(Region and label listings)
● ● ● ● ● ● ●

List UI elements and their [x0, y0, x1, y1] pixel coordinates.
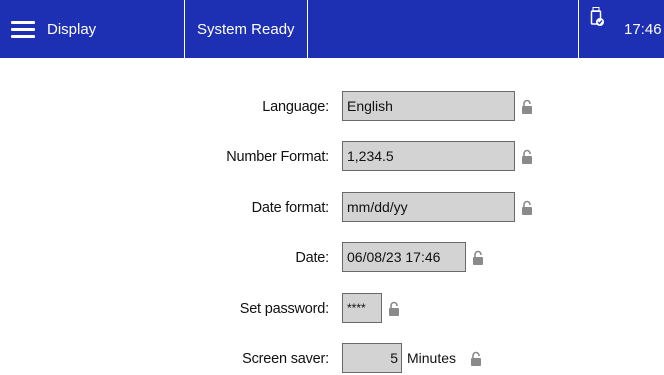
usb-drive-check-icon[interactable]	[590, 7, 604, 29]
number-format-label: Number Format:	[226, 149, 329, 165]
clock: 17:46	[624, 20, 662, 38]
screen-title: Display	[47, 20, 97, 38]
unlocked-padlock-icon[interactable]	[521, 200, 533, 216]
password-label: Set password:	[239, 301, 329, 317]
language-row: Language: English	[0, 91, 664, 123]
hamburger-menu-icon[interactable]	[11, 21, 35, 38]
top-bar: Display System Ready 17:46	[0, 0, 664, 58]
divider	[307, 0, 308, 58]
unlocked-padlock-icon[interactable]	[521, 99, 533, 115]
date-format-field[interactable]: mm/dd/yy	[342, 192, 515, 222]
date-format-row: Date format: mm/dd/yy	[0, 192, 664, 224]
divider	[578, 0, 579, 58]
number-format-row: Number Format: 1,234.5	[0, 141, 664, 173]
divider	[184, 0, 185, 58]
number-format-field[interactable]: 1,234.5	[342, 141, 515, 171]
date-label: Date:	[295, 250, 329, 266]
date-row: Date: 06/08/23 17:46	[0, 242, 664, 274]
language-label: Language:	[262, 99, 329, 115]
system-status: System Ready	[197, 20, 295, 38]
date-field[interactable]: 06/08/23 17:46	[342, 242, 466, 272]
screen-saver-unit: Minutes	[407, 350, 457, 366]
unlocked-padlock-icon[interactable]	[472, 250, 484, 266]
password-row: Set password: ****	[0, 293, 664, 325]
date-format-label: Date format:	[251, 200, 330, 216]
screen-saver-field[interactable]: 5	[342, 343, 402, 373]
unlocked-padlock-icon[interactable]	[470, 351, 482, 367]
password-field[interactable]: ****	[342, 293, 382, 323]
language-field[interactable]: English	[342, 91, 515, 121]
screen-saver-row: Screen saver: 5 Minutes	[0, 343, 664, 375]
unlocked-padlock-icon[interactable]	[521, 149, 533, 165]
screen-saver-label: Screen saver:	[242, 351, 329, 367]
unlocked-padlock-icon[interactable]	[388, 301, 400, 317]
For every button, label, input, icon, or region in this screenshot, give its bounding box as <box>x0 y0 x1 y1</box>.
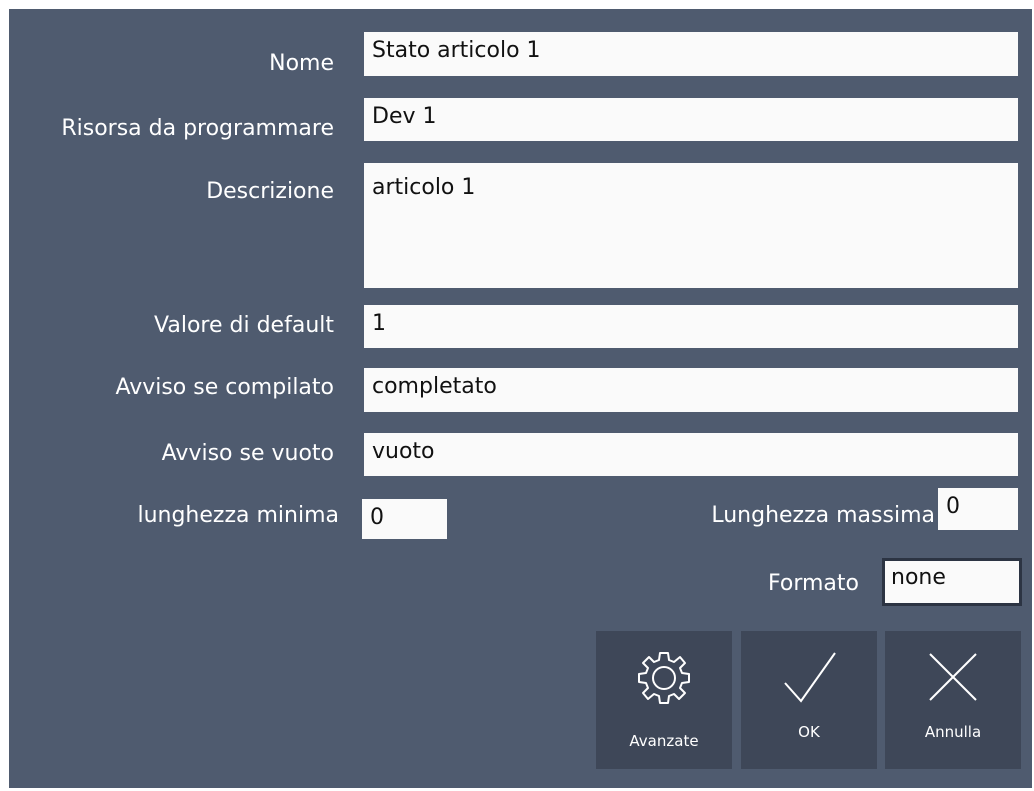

● ● ● ● ● ● ●

### DO THIS:
Rewrite the records above, substituting "open-lock-icon" for every occurrence of "unlocked-padlock-icon" and keeping everything else unchanged. Leave out the pictures.

### EXERCISE OUTPUT:
List UI elements and their [x0, y0, x1, y1] pixel coordinates.
usb-drive-check-icon[interactable]	[590, 7, 604, 29]
number-format-label: Number Format:	[226, 149, 329, 165]
clock: 17:46	[624, 20, 662, 38]
screen-title: Display	[47, 20, 97, 38]
open-lock-icon[interactable]	[521, 200, 533, 216]
password-label: Set password:	[239, 301, 329, 317]
language-row: Language: English	[0, 91, 664, 123]
hamburger-menu-icon[interactable]	[11, 21, 35, 38]
top-bar: Display System Ready 17:46	[0, 0, 664, 58]
divider	[307, 0, 308, 58]
open-lock-icon[interactable]	[521, 99, 533, 115]
date-format-field[interactable]: mm/dd/yy	[342, 192, 515, 222]
date-format-row: Date format: mm/dd/yy	[0, 192, 664, 224]
divider	[578, 0, 579, 58]
number-format-row: Number Format: 1,234.5	[0, 141, 664, 173]
divider	[184, 0, 185, 58]
number-format-field[interactable]: 1,234.5	[342, 141, 515, 171]
date-label: Date:	[295, 250, 329, 266]
date-row: Date: 06/08/23 17:46	[0, 242, 664, 274]
language-label: Language:	[262, 99, 329, 115]
system-status: System Ready	[197, 20, 295, 38]
date-field[interactable]: 06/08/23 17:46	[342, 242, 466, 272]
screen-saver-unit: Minutes	[407, 350, 457, 366]
open-lock-icon[interactable]	[472, 250, 484, 266]
password-row: Set password: ****	[0, 293, 664, 325]
date-format-label: Date format:	[251, 200, 330, 216]
screen-saver-field[interactable]: 5	[342, 343, 402, 373]
open-lock-icon[interactable]	[470, 351, 482, 367]
password-field[interactable]: ****	[342, 293, 382, 323]
language-field[interactable]: English	[342, 91, 515, 121]
screen-saver-row: Screen saver: 5 Minutes	[0, 343, 664, 375]
open-lock-icon[interactable]	[521, 149, 533, 165]
screen-saver-label: Screen saver:	[242, 351, 329, 367]
open-lock-icon[interactable]	[388, 301, 400, 317]
For every button, label, input, icon, or region in this screenshot, give its bounding box as <box>x0 y0 x1 y1</box>.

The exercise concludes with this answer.